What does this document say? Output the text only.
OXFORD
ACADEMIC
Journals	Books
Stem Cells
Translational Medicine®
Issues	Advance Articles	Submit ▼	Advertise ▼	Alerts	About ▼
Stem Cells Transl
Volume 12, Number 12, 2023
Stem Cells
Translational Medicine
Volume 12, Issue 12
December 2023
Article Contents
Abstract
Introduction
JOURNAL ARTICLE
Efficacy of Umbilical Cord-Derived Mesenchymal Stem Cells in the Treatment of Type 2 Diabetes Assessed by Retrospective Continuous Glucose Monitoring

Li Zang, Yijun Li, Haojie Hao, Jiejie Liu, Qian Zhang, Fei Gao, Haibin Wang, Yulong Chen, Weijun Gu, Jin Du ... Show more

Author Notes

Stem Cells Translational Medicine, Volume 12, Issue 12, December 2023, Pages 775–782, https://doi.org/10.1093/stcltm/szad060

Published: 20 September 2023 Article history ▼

#### Task objective:
Copy task for the entries above: every line with the string "December".

#### Result for this task:
December 2023
Stem Cells Translational Medicine, Volume 12, Issue 12, December 2023, Pages 775–782, https://doi.org/10.1093/stcltm/szad060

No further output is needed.